__WHAT TO PRODUCE__: Produce the listing below again, exactly as shown.
═════ GIVEN ENTRIES
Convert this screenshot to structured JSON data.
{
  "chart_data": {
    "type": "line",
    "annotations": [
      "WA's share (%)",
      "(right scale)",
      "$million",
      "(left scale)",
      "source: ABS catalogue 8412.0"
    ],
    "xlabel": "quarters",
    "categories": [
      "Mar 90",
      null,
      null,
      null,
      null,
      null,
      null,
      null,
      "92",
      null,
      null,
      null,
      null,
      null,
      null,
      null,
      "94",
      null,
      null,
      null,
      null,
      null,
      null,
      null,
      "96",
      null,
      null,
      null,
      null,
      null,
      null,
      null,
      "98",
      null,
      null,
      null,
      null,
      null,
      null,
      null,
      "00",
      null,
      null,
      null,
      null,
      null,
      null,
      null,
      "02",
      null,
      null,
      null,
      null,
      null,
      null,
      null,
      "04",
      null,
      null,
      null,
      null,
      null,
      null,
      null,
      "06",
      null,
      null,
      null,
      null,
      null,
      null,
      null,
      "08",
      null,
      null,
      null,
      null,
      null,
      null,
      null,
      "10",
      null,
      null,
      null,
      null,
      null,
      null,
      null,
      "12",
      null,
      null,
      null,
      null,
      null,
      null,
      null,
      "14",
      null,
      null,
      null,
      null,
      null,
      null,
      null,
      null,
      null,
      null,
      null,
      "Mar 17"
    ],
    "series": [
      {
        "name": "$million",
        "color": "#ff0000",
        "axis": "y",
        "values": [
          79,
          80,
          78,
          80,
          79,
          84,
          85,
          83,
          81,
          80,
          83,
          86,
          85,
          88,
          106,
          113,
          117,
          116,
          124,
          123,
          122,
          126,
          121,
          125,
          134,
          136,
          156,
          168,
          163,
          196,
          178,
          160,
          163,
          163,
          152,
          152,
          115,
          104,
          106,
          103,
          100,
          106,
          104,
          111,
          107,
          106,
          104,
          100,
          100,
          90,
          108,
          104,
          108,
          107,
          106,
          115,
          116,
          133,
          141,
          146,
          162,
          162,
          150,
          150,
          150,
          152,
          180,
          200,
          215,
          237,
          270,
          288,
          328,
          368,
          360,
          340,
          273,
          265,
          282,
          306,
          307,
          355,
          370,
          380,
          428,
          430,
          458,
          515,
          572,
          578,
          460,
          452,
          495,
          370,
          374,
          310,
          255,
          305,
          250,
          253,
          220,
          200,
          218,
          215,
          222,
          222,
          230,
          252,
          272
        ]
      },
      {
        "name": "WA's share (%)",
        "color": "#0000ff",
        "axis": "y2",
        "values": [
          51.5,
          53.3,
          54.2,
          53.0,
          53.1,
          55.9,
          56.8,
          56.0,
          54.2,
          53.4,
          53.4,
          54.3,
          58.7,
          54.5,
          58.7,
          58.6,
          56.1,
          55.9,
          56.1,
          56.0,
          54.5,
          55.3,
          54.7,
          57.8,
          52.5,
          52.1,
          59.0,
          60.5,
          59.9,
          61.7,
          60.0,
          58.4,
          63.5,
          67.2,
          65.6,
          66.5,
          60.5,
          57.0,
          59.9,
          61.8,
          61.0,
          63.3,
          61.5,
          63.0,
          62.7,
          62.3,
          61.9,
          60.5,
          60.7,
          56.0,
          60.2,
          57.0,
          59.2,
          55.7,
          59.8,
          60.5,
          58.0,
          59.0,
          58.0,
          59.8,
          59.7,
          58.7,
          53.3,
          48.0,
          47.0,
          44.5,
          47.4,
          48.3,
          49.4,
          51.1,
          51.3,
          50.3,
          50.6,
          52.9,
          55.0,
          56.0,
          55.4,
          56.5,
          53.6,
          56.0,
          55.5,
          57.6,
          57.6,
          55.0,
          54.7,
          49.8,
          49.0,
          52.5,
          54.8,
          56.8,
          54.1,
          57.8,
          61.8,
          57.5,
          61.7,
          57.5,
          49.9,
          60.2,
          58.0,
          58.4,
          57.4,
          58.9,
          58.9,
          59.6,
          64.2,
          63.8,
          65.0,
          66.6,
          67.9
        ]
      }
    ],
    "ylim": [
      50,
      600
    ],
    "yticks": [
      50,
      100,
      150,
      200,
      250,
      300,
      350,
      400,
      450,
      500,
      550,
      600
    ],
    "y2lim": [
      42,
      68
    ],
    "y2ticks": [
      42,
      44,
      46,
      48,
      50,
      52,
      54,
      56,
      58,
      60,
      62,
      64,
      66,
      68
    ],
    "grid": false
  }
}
══════════
__EXERCISE RESPONSE__:
Convert this screenshot to structured JSON data.
{
  "chart_data": {
    "type": "line",
    "annotations": [
      "WA's share (%)",
      "(right scale)",
      "$million",
      "(left scale)",
      "source: ABS catalogue 8412.0"
    ],
    "xlabel": "quarters",
    "categories": [
      "Mar 90",
      null,
      null,
      null,
      null,
      null,
      null,
      null,
      "92",
      null,
      null,
      null,
      null,
      null,
      null,
      null,
      "94",
      null,
      null,
      null,
      null,
      null,
      null,
      null,
      "96",
      null,
      null,
      null,
      null,
      null,
      null,
      null,
      "98",
      null,
      null,
      null,
      null,
      null,
      null,
      null,
      "00",
      null,
      null,
      null,
      null,
      null,
      null,
      null,
      "02",
      null,
      null,
      null,
      null,
      null,
      null,
      null,
      "04",
      null,
      null,
      null,
      null,
      null,
      null,
      null,
      "06",
      null,
      null,
      null,
      null,
      null,
      null,
      null,
      "08",
      null,
      null,
      null,
      null,
      null,
      null,
      null,
      "10",
      null,
      null,
      null,
      null,
      null,
      null,
      null,
      "12",
      null,
      null,
      null,
      null,
      null,
      null,
      null,
      "14",
      null,
      null,
      null,
      null,
      null,
      null,
      null,
      null,
      null,
      null,
      null,
      "Mar 17"
    ],
    "series": [
      {
        "name": "$million",
        "color": "#ff0000",
        "axis": "y",
        "values": [
          79,
          80,
          78,
          80,
          79,
          84,
          85,
          83,
          81,
          80,
          83,
          86,
          85,
          88,
          106,
          113,
          117,
          116,
          124,
          123,
          122,
          126,
          121,
          125,
          134,
          136,
          156,
          168,
          163,
          196,
          178,
          160,
          163,
          163,
          152,
          152,
          115,
          104,
          106,
          103,
          100,
          106,
          104,
          111,
          107,
          106,
          104,
          100,
          100,
          90,
          108,
          104,
          108,
          107,
          106,
          115,
          116,
          133,
          141,
          146,
          162,
          162,
          150,
          150,
          150,
          152,
          180,
          200,
          215,
          237,
          270,
          288,
          328,
          368,
          360,
          340,
          273,
          265,
          282,
          306,
          307,
          355,
          370,
          380,
          428,
          430,
          458,
          515,
          572,
          578,
          460,
          452,
          495,
          370,
          374,
          310,
          255,
          305,
          250,
          253,
          220,
          200,
          218,
          215,
          222,
          222,
          230,
          252,
          272
        ]
      },
      {
        "name": "WA's share (%)",
        "color": "#0000ff",
        "axis": "y2",
        "values": [
          51.5,
          53.3,
          54.2,
          53.0,
          53.1,
          55.9,
          56.8,
          56.0,
          54.2,
          53.4,
          53.4,
          54.3,
          58.7,
          54.5,
          58.7,
          58.6,
          56.1,
          55.9,
          56.1,
          56.0,
          54.5,
          55.3,
          54.7,
          57.8,
          52.5,
          52.1,
          59.0,
          60.5,
          59.9,
          61.7,
          60.0,
          58.4,
          63.5,
          67.2,
          65.6,
          66.5,
          60.5,
          57.0,
          59.9,
          61.8,
          61.0,
          63.3,
          61.5,
          63.0,
          62.7,
          62.3,
          61.9,
          60.5,
          60.7,
          56.0,
          60.2,
          57.0,
          59.2,
          55.7,
          59.8,
          60.5,
          58.0,
          59.0,
          58.0,
          59.8,
          59.7,
          58.7,
          53.3,
          48.0,
          47.0,
          44.5,
          47.4,
          48.3,
          49.4,
          51.1,
          51.3,
          50.3,
          50.6,
          52.9,
          55.0,
          56.0,
          55.4,
          56.5,
          53.6,
          56.0,
          55.5,
          57.6,
          57.6,
          55.0,
          54.7,
          49.8,
          49.0,
          52.5,
          54.8,
          56.8,
          54.1,
          57.8,
          61.8,
          57.5,
          61.7,
          57.5,
          49.9,
          60.2,
          58.0,
          58.4,
          57.4,
          58.9,
          58.9,
          59.6,
          64.2,
          63.8,
          65.0,
          66.6,
          67.9
        ]
      }
    ],
    "ylim": [
      50,
      600
    ],
    "yticks": [
      50,
      100,
      150,
      200,
      250,
      300,
      350,
      400,
      450,
      500,
      550,
      600
    ],
    "y2lim": [
      42,
      68
    ],
    "y2ticks": [
      42,
      44,
      46,
      48,
      50,
      52,
      54,
      56,
      58,
      60,
      62,
      64,
      66,
      68
    ],
    "grid": false
  }
}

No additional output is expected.